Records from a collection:
==============================
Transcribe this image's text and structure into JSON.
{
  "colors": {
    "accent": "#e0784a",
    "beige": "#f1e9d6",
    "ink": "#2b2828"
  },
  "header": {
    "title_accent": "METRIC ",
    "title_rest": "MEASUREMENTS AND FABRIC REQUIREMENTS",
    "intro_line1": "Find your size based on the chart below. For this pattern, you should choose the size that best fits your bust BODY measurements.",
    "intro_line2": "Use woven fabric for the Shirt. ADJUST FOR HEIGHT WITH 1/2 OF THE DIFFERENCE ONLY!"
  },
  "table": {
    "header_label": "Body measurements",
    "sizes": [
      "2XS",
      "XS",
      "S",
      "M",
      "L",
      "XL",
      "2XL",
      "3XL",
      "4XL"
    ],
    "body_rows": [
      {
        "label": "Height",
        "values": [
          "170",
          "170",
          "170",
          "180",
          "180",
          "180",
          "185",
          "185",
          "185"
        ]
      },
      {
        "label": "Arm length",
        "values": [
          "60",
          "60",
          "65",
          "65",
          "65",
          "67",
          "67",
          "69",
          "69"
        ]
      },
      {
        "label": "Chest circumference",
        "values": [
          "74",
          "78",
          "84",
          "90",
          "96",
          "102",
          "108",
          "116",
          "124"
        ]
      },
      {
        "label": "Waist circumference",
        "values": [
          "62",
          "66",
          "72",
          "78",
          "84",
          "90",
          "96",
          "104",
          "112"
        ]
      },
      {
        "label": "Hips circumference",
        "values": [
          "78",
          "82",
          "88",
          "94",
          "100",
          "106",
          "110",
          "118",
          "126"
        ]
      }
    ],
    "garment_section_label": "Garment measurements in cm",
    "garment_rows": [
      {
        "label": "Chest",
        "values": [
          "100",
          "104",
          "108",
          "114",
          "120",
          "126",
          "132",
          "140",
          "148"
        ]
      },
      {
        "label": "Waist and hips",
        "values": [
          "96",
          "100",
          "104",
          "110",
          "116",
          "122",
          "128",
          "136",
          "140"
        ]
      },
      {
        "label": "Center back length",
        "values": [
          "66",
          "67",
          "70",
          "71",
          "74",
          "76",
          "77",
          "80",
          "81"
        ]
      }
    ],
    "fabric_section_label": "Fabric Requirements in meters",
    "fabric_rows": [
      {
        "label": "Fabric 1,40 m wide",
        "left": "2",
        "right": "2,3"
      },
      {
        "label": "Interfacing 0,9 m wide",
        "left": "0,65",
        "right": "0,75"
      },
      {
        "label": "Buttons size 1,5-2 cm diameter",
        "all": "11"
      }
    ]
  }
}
==============================
▶ [Your goal]:
Copy out the material word for word and line for line.

▶ [Written reply]:
Transcribe this image's text and structure into JSON.
{
  "colors": {
    "accent": "#e0784a",
    "beige": "#f1e9d6",
    "ink": "#2b2828"
  },
  "header": {
    "title_accent": "METRIC ",
    "title_rest": "MEASUREMENTS AND FABRIC REQUIREMENTS",
    "intro_line1": "Find your size based on the chart below. For this pattern, you should choose the size that best fits your bust BODY measurements.",
    "intro_line2": "Use woven fabric for the Shirt. ADJUST FOR HEIGHT WITH 1/2 OF THE DIFFERENCE ONLY!"
  },
  "table": {
    "header_label": "Body measurements",
    "sizes": [
      "2XS",
      "XS",
      "S",
      "M",
      "L",
      "XL",
      "2XL",
      "3XL",
      "4XL"
    ],
    "body_rows": [
      {
        "label": "Height",
        "values": [
          "170",
          "170",
          "170",
          "180",
          "180",
          "180",
          "185",
          "185",
          "185"
        ]
      },
      {
        "label": "Arm length",
        "values": [
          "60",
          "60",
          "65",
          "65",
          "65",
          "67",
          "67",
          "69",
          "69"
        ]
      },
      {
        "label": "Chest circumference",
        "values": [
          "74",
          "78",
          "84",
          "90",
          "96",
          "102",
          "108",
          "116",
          "124"
        ]
      },
      {
        "label": "Waist circumference",
        "values": [
          "62",
          "66",
          "72",
          "78",
          "84",
          "90",
          "96",
          "104",
          "112"
        ]
      },
      {
        "label": "Hips circumference",
        "values": [
          "78",
          "82",
          "88",
          "94",
          "100",
          "106",
          "110",
          "118",
          "126"
        ]
      }
    ],
    "garment_section_label": "Garment measurements in cm",
    "garment_rows": [
      {
        "label": "Chest",
        "values": [
          "100",
          "104",
          "108",
          "114",
          "120",
          "126",
          "132",
          "140",
          "148"
        ]
      },
      {
        "label": "Waist and hips",
        "values": [
          "96",
          "100",
          "104",
          "110",
          "116",
          "122",
          "128",
          "136",
          "140"
        ]
      },
      {
        "label": "Center back length",
        "values": [
          "66",
          "67",
          "70",
          "71",
          "74",
          "76",
          "77",
          "80",
          "81"
        ]
      }
    ],
    "fabric_section_label": "Fabric Requirements in meters",
    "fabric_rows": [
      {
        "label": "Fabric 1,40 m wide",
        "left": "2",
        "right": "2,3"
      },
      {
        "label": "Interfacing 0,9 m wide",
        "left": "0,65",
        "right": "0,75"
      },
      {
        "label": "Buttons size 1,5-2 cm diameter",
        "all": "11"
      }
    ]
  }
}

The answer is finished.